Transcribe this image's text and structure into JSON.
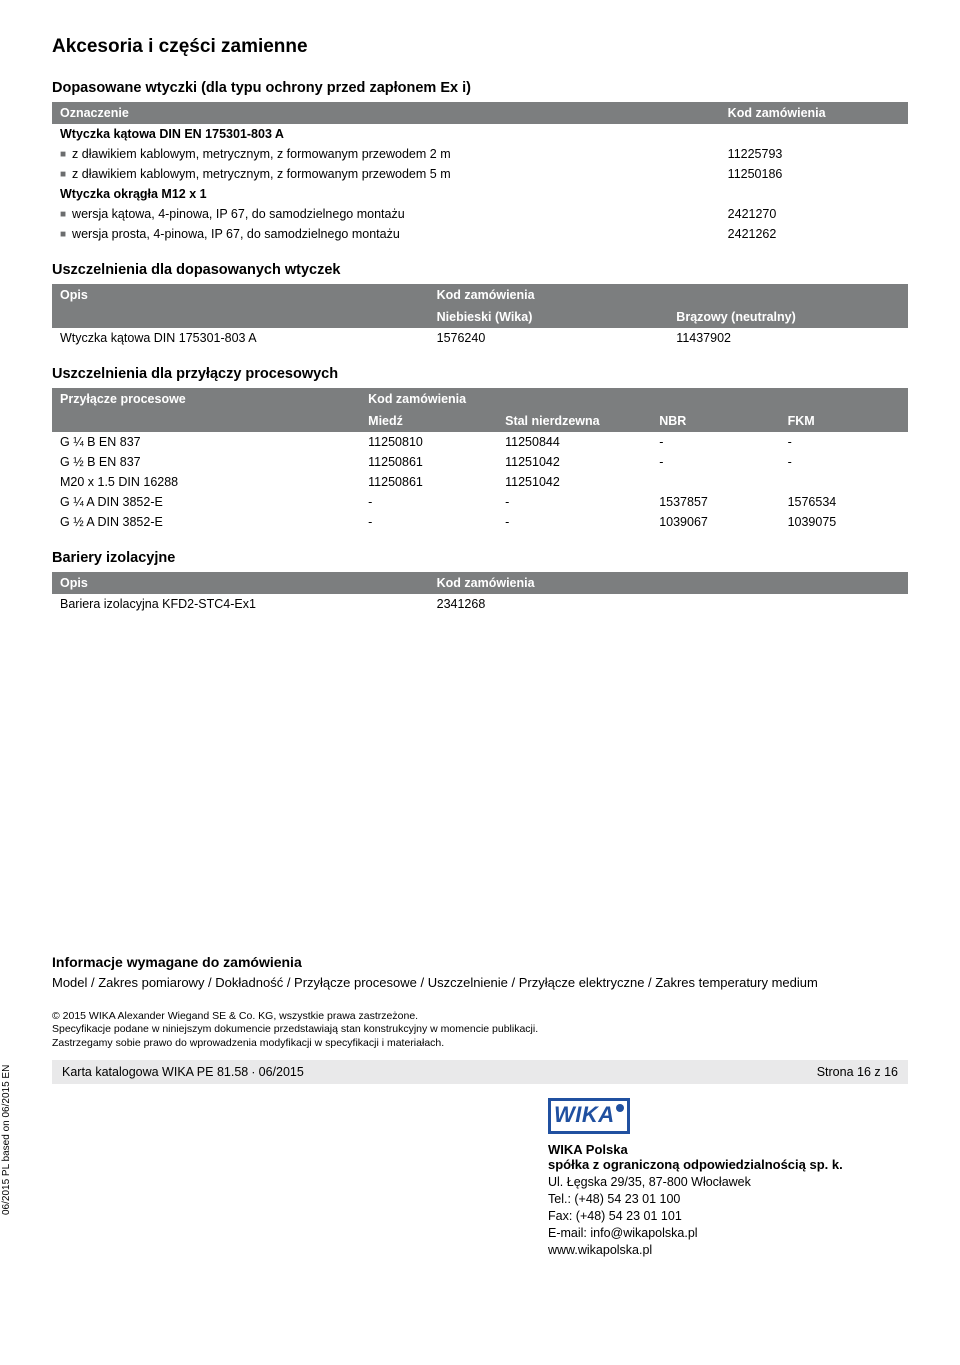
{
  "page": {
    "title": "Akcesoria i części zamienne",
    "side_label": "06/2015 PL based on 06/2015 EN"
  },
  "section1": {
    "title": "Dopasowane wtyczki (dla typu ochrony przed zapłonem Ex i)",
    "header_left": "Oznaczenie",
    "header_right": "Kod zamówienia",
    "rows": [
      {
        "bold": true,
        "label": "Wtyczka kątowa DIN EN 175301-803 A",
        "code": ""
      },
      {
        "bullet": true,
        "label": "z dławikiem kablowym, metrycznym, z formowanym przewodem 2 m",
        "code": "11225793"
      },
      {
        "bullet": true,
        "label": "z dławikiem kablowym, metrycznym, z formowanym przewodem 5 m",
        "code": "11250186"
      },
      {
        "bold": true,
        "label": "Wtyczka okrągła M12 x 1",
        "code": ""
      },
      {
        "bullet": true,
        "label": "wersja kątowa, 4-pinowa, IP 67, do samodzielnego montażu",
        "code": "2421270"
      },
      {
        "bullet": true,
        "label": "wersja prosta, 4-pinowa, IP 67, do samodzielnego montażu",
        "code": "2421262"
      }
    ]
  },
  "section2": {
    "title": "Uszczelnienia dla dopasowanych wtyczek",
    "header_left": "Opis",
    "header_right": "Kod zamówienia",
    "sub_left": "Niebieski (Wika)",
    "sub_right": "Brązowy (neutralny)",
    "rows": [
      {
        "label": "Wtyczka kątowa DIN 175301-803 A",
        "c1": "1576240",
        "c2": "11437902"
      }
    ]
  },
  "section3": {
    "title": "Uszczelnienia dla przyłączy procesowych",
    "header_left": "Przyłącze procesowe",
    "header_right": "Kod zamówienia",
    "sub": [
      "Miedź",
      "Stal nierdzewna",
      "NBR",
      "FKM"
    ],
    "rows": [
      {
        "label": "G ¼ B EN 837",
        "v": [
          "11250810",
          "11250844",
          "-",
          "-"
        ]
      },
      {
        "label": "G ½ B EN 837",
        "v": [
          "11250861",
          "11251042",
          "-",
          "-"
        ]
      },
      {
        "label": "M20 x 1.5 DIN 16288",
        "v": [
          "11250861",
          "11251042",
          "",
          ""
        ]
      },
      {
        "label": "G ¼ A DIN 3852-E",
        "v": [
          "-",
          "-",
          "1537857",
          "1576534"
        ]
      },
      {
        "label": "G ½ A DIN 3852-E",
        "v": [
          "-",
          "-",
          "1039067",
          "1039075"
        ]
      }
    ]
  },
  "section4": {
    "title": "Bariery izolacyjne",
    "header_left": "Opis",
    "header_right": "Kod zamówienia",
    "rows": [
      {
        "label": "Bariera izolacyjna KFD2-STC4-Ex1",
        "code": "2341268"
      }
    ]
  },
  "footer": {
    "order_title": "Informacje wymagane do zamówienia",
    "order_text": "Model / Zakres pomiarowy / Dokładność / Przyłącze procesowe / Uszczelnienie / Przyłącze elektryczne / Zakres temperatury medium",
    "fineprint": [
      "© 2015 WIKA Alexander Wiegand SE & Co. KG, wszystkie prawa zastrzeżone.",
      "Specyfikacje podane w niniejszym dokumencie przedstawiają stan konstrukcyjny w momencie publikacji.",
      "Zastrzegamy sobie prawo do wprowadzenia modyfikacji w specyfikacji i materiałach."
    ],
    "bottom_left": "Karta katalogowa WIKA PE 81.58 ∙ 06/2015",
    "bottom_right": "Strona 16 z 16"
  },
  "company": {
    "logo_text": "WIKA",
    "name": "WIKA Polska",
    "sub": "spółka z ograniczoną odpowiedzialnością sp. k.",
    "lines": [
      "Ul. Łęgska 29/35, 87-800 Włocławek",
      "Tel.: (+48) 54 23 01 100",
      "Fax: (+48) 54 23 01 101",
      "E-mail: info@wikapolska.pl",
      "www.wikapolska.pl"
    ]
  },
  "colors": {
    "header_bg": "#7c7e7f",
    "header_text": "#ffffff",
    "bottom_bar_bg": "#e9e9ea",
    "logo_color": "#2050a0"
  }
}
--------------------
### EXERCISE AIM
Quote every line word for word and keep the images out of the copy.

### TASK OUTPUT
Transcribe this image's text and structure into JSON.
{
  "page": {
    "title": "Akcesoria i części zamienne",
    "side_label": "06/2015 PL based on 06/2015 EN"
  },
  "section1": {
    "title": "Dopasowane wtyczki (dla typu ochrony przed zapłonem Ex i)",
    "header_left": "Oznaczenie",
    "header_right": "Kod zamówienia",
    "rows": [
      {
        "bold": true,
        "label": "Wtyczka kątowa DIN EN 175301-803 A",
        "code": ""
      },
      {
        "bullet": true,
        "label": "z dławikiem kablowym, metrycznym, z formowanym przewodem 2 m",
        "code": "11225793"
      },
      {
        "bullet": true,
        "label": "z dławikiem kablowym, metrycznym, z formowanym przewodem 5 m",
        "code": "11250186"
      },
      {
        "bold": true,
        "label": "Wtyczka okrągła M12 x 1",
        "code": ""
      },
      {
        "bullet": true,
        "label": "wersja kątowa, 4-pinowa, IP 67, do samodzielnego montażu",
        "code": "2421270"
      },
      {
        "bullet": true,
        "label": "wersja prosta, 4-pinowa, IP 67, do samodzielnego montażu",
        "code": "2421262"
      }
    ]
  },
  "section2": {
    "title": "Uszczelnienia dla dopasowanych wtyczek",
    "header_left": "Opis",
    "header_right": "Kod zamówienia",
    "sub_left": "Niebieski (Wika)",
    "sub_right": "Brązowy (neutralny)",
    "rows": [
      {
        "label": "Wtyczka kątowa DIN 175301-803 A",
        "c1": "1576240",
        "c2": "11437902"
      }
    ]
  },
  "section3": {
    "title": "Uszczelnienia dla przyłączy procesowych",
    "header_left": "Przyłącze procesowe",
    "header_right": "Kod zamówienia",
    "sub": [
      "Miedź",
      "Stal nierdzewna",
      "NBR",
      "FKM"
    ],
    "rows": [
      {
        "label": "G ¼ B EN 837",
        "v": [
          "11250810",
          "11250844",
          "-",
          "-"
        ]
      },
      {
        "label": "G ½ B EN 837",
        "v": [
          "11250861",
          "11251042",
          "-",
          "-"
        ]
      },
      {
        "label": "M20 x 1.5 DIN 16288",
        "v": [
          "11250861",
          "11251042",
          "",
          ""
        ]
      },
      {
        "label": "G ¼ A DIN 3852-E",
        "v": [
          "-",
          "-",
          "1537857",
          "1576534"
        ]
      },
      {
        "label": "G ½ A DIN 3852-E",
        "v": [
          "-",
          "-",
          "1039067",
          "1039075"
        ]
      }
    ]
  },
  "section4": {
    "title": "Bariery izolacyjne",
    "header_left": "Opis",
    "header_right": "Kod zamówienia",
    "rows": [
      {
        "label": "Bariera izolacyjna KFD2-STC4-Ex1",
        "code": "2341268"
      }
    ]
  },
  "footer": {
    "order_title": "Informacje wymagane do zamówienia",
    "order_text": "Model / Zakres pomiarowy / Dokładność / Przyłącze procesowe / Uszczelnienie / Przyłącze elektryczne / Zakres temperatury medium",
    "fineprint": [
      "© 2015 WIKA Alexander Wiegand SE & Co. KG, wszystkie prawa zastrzeżone.",
      "Specyfikacje podane w niniejszym dokumencie przedstawiają stan konstrukcyjny w momencie publikacji.",
      "Zastrzegamy sobie prawo do wprowadzenia modyfikacji w specyfikacji i materiałach."
    ],
    "bottom_left": "Karta katalogowa WIKA PE 81.58 ∙ 06/2015",
    "bottom_right": "Strona 16 z 16"
  },
  "company": {
    "logo_text": "WIKA",
    "name": "WIKA Polska",
    "sub": "spółka z ograniczoną odpowiedzialnością sp. k.",
    "lines": [
      "Ul. Łęgska 29/35, 87-800 Włocławek",
      "Tel.: (+48) 54 23 01 100",
      "Fax: (+48) 54 23 01 101",
      "E-mail: info@wikapolska.pl",
      "www.wikapolska.pl"
    ]
  },
  "colors": {
    "header_bg": "#7c7e7f",
    "header_text": "#ffffff",
    "bottom_bar_bg": "#e9e9ea",
    "logo_color": "#2050a0"
  }
}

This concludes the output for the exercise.